■ PROVIDED RECORDS:
<<<<
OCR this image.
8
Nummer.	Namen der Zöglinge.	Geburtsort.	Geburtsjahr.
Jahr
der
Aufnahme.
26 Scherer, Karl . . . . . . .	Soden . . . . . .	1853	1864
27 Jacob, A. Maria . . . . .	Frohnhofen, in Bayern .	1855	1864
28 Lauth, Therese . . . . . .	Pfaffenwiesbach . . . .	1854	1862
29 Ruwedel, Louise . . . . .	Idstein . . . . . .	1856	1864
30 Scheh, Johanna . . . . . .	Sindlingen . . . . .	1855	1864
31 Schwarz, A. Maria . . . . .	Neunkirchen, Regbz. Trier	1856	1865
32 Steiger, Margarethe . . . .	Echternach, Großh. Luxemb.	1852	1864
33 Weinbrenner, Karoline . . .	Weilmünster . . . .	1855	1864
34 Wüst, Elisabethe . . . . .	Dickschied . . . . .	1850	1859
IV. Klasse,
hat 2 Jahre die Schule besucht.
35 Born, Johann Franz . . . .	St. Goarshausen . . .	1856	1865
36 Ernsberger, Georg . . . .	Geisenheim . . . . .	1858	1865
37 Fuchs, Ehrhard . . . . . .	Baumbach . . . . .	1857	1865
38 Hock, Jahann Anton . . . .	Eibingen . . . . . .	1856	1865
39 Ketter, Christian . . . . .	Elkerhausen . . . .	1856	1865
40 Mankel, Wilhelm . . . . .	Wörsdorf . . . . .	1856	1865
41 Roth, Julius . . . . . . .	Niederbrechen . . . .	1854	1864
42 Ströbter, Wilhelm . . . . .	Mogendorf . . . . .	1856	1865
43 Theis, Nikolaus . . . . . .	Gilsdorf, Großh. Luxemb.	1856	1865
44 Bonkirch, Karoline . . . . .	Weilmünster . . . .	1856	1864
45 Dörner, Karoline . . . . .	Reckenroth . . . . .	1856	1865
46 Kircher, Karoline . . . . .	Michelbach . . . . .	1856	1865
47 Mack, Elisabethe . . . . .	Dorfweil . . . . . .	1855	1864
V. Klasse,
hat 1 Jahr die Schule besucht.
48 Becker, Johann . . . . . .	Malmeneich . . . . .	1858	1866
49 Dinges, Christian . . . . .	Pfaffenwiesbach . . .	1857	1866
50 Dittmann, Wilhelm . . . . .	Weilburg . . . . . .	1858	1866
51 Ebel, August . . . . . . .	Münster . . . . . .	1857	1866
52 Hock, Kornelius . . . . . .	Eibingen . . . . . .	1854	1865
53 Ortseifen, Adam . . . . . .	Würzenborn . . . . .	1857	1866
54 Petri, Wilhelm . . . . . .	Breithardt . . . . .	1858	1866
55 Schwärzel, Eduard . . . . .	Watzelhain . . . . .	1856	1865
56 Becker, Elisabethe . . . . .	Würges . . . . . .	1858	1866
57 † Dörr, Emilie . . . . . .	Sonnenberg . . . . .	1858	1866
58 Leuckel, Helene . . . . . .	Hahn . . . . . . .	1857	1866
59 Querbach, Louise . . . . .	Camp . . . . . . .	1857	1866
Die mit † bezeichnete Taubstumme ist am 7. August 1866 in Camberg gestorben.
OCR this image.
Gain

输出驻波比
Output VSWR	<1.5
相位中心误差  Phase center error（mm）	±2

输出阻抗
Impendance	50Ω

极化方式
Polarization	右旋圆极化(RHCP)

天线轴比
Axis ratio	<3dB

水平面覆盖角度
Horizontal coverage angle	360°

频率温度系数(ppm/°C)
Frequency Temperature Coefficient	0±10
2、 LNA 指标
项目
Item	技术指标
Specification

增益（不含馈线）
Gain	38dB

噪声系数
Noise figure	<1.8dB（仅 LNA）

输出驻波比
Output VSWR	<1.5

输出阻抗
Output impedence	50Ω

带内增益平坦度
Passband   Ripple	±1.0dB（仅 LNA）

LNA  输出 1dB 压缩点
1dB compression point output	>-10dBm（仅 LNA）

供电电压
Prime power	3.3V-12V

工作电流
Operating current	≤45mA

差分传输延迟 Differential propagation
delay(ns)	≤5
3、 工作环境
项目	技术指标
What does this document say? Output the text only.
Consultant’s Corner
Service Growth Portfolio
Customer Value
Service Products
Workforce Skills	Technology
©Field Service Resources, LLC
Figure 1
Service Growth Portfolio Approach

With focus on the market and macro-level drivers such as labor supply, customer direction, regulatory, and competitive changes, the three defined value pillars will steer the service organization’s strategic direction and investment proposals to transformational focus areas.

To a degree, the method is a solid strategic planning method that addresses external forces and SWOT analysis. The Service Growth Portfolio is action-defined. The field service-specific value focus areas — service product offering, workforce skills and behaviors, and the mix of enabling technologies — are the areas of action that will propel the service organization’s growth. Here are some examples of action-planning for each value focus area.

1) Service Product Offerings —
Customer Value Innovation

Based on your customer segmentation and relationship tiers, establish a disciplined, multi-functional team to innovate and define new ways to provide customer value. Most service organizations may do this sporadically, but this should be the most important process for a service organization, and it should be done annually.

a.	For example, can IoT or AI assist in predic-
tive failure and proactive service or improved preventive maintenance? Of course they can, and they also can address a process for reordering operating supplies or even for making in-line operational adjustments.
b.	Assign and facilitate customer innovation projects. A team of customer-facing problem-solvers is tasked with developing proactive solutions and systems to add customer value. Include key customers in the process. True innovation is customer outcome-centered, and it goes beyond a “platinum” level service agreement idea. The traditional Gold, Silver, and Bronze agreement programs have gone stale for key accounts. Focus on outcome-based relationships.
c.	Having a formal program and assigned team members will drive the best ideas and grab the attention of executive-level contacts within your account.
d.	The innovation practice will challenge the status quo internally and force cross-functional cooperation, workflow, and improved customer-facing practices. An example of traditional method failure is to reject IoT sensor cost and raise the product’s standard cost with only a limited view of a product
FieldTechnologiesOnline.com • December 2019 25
>>>>
■ GIVEN INSTRUCTION: From the data above, copy each line that has the string "Elisabethe".

■ ANSWER TO THE PROBLEM:
34 Wüst, Elisabethe . . . . .	Dickschied . . . . .	1850	1859
47 Mack, Elisabethe . . . . .	Dorfweil . . . . . .	1855	1864
56 Becker, Elisabethe . . . . .	Würges . . . . . .	1858	1866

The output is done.